Exercise details:
State the number of lines with the string "screenshot" in them, and nothing else.

Raw records
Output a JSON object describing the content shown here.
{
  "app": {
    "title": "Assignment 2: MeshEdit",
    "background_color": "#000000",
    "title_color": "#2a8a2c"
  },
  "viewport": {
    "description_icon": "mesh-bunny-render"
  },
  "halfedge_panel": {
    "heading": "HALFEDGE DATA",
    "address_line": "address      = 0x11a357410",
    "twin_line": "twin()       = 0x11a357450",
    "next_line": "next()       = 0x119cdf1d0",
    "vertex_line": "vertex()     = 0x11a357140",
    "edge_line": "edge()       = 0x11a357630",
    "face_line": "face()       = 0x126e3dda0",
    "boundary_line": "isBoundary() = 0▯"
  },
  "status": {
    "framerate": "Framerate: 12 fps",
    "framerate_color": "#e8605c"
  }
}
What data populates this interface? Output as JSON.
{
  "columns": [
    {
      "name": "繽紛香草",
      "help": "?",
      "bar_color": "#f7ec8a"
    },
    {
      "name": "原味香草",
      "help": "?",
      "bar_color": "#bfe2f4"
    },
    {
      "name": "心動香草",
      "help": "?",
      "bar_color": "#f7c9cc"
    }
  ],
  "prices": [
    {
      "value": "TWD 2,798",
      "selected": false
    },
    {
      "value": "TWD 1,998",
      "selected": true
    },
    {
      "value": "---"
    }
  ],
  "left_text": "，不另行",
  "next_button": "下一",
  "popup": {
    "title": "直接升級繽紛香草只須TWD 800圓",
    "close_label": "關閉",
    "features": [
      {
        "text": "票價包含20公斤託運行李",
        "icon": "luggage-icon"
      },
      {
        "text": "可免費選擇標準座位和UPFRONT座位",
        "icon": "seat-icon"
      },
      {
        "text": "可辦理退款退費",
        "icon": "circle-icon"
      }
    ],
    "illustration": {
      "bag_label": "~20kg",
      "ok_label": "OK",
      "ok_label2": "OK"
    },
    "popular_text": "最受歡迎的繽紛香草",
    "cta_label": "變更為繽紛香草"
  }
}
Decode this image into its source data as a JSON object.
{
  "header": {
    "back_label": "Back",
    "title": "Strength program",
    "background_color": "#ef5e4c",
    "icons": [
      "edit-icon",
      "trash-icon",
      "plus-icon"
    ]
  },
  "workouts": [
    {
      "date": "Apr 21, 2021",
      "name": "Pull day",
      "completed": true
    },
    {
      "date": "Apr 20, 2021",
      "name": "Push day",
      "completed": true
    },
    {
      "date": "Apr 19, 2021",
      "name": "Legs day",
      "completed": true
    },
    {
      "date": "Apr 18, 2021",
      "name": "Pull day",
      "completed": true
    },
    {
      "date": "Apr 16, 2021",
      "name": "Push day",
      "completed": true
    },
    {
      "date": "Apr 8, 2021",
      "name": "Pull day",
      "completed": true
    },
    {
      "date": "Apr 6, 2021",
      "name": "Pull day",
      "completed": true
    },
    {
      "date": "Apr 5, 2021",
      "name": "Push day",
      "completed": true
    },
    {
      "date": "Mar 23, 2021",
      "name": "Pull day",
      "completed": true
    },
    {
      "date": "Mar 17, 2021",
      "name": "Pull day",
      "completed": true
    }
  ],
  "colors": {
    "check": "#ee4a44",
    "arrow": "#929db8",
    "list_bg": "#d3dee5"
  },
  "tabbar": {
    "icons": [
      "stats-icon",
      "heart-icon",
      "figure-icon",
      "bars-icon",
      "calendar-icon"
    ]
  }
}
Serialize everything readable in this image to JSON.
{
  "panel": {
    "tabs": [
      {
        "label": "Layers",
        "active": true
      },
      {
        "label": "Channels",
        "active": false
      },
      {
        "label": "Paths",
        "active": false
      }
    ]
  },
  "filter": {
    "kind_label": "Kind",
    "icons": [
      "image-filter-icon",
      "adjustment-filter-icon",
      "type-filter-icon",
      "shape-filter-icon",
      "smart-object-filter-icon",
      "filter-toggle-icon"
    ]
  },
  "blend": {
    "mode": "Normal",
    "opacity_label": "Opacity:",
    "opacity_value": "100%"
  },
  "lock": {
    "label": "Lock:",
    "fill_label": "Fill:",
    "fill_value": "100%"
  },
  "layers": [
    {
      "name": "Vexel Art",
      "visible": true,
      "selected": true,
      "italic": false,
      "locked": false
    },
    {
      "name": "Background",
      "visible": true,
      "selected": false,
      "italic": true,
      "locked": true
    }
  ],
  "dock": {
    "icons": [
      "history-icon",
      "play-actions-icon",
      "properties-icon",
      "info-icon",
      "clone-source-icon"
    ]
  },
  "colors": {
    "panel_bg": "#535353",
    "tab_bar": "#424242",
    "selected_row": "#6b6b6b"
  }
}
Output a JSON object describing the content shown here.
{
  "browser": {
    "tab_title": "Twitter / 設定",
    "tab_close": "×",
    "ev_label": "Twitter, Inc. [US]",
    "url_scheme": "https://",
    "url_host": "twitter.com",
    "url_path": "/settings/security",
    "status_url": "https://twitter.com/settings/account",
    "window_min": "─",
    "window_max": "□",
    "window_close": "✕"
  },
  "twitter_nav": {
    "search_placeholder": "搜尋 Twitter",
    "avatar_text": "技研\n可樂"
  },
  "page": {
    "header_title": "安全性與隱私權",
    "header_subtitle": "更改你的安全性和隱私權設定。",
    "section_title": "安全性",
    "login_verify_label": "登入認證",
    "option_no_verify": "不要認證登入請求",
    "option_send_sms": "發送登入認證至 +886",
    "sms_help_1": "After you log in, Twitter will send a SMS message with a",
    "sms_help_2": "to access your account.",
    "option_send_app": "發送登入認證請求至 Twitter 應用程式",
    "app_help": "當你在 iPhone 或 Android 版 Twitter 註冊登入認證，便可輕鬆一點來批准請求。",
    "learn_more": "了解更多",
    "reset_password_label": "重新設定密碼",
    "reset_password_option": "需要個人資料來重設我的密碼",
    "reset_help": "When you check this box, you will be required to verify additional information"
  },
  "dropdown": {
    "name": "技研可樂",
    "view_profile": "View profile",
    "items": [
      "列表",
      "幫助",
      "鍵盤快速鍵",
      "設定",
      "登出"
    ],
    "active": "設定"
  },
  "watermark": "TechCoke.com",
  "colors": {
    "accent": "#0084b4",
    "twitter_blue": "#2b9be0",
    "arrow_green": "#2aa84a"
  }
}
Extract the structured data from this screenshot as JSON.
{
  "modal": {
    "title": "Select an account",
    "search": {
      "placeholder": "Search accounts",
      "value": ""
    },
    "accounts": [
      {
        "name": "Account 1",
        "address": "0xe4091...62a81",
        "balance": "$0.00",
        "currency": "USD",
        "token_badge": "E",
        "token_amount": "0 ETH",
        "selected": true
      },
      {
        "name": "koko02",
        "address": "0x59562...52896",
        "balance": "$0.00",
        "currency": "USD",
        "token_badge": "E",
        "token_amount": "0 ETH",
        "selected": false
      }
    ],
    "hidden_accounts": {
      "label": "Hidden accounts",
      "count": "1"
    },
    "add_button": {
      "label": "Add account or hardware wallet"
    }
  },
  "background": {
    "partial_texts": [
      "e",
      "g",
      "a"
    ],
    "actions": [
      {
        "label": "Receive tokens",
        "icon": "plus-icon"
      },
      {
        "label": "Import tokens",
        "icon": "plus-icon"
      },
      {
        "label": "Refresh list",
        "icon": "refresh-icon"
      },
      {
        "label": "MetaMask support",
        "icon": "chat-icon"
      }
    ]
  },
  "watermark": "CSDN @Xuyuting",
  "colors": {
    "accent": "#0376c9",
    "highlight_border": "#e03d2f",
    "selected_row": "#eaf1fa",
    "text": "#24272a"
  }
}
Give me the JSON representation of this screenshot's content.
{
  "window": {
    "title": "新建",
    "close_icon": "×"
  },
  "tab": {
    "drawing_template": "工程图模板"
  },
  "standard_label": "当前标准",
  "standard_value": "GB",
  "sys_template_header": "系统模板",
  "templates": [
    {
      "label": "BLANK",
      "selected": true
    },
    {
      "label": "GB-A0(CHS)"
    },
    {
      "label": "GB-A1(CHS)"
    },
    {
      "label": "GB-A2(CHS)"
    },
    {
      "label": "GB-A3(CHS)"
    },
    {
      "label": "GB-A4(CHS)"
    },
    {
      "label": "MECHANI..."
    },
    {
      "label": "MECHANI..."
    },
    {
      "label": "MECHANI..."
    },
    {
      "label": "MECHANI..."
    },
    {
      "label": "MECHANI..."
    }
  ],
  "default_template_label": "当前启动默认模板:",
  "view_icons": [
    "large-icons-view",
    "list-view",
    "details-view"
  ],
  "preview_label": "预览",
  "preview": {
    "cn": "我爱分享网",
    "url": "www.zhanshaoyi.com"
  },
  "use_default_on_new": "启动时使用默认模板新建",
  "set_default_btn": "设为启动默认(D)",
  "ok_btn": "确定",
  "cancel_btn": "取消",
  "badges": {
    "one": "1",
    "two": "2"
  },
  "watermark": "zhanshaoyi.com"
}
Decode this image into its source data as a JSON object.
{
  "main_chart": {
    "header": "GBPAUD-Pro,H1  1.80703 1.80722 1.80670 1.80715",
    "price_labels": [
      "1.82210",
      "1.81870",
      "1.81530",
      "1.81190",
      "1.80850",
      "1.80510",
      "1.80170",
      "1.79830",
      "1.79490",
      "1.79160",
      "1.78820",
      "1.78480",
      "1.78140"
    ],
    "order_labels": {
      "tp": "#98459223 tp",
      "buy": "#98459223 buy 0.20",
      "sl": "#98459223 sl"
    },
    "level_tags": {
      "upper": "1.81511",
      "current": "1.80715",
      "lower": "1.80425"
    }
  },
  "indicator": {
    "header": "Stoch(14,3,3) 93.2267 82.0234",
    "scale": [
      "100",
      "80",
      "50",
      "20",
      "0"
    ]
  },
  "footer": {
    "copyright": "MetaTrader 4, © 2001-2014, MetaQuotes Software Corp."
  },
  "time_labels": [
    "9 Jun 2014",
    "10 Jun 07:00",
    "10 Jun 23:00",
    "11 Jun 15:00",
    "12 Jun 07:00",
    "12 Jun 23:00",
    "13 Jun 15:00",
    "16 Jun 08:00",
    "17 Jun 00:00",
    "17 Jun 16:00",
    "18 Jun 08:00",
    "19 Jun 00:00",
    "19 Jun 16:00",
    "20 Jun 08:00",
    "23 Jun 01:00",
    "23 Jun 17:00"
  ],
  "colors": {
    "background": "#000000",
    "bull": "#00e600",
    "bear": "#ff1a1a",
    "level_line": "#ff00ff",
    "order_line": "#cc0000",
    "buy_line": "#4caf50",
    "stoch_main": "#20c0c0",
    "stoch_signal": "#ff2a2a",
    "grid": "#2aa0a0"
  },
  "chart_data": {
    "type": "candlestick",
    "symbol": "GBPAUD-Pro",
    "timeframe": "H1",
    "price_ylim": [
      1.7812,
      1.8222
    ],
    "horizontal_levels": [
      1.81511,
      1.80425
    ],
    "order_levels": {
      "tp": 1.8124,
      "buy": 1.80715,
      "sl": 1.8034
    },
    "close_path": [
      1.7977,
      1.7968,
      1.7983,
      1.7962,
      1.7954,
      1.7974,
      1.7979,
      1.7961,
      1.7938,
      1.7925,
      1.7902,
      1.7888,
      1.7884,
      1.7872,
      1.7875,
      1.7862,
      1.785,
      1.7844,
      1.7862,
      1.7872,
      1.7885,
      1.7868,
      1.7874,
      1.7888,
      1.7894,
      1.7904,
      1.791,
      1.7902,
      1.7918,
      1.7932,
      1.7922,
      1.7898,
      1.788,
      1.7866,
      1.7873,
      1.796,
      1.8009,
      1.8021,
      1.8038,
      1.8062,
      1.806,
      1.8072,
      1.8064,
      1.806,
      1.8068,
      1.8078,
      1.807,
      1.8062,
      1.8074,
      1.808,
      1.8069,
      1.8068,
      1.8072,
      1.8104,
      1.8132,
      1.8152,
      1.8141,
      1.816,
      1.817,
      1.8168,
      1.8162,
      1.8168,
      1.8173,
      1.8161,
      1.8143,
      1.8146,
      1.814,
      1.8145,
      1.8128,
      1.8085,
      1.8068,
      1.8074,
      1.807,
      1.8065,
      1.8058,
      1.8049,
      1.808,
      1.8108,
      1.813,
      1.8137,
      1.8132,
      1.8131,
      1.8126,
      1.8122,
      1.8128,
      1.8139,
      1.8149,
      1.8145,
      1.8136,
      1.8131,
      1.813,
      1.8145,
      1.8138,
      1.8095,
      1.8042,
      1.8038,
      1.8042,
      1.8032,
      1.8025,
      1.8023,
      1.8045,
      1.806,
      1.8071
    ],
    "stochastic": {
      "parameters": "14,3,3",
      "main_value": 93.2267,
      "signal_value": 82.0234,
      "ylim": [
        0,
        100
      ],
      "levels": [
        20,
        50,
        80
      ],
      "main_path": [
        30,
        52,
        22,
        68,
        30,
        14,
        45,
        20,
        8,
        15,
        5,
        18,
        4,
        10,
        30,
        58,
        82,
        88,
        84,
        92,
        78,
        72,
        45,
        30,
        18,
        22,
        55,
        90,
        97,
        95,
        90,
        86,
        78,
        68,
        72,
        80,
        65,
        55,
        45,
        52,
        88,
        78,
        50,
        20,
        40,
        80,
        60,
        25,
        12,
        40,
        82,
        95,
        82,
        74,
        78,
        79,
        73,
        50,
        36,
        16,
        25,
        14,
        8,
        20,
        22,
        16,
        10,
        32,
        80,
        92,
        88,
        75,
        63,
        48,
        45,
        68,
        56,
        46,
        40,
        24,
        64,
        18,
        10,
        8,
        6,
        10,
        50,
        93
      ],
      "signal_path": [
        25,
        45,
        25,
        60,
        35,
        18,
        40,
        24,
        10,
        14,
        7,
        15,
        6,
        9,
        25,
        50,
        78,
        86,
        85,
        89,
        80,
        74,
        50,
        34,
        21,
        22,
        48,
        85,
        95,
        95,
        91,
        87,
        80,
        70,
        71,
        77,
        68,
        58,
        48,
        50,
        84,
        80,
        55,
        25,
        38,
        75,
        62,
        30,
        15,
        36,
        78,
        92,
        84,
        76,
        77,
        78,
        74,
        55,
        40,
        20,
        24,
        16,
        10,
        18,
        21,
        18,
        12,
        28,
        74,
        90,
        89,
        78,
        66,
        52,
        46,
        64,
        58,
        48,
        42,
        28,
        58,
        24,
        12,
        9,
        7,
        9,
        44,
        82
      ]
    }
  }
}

The result:
2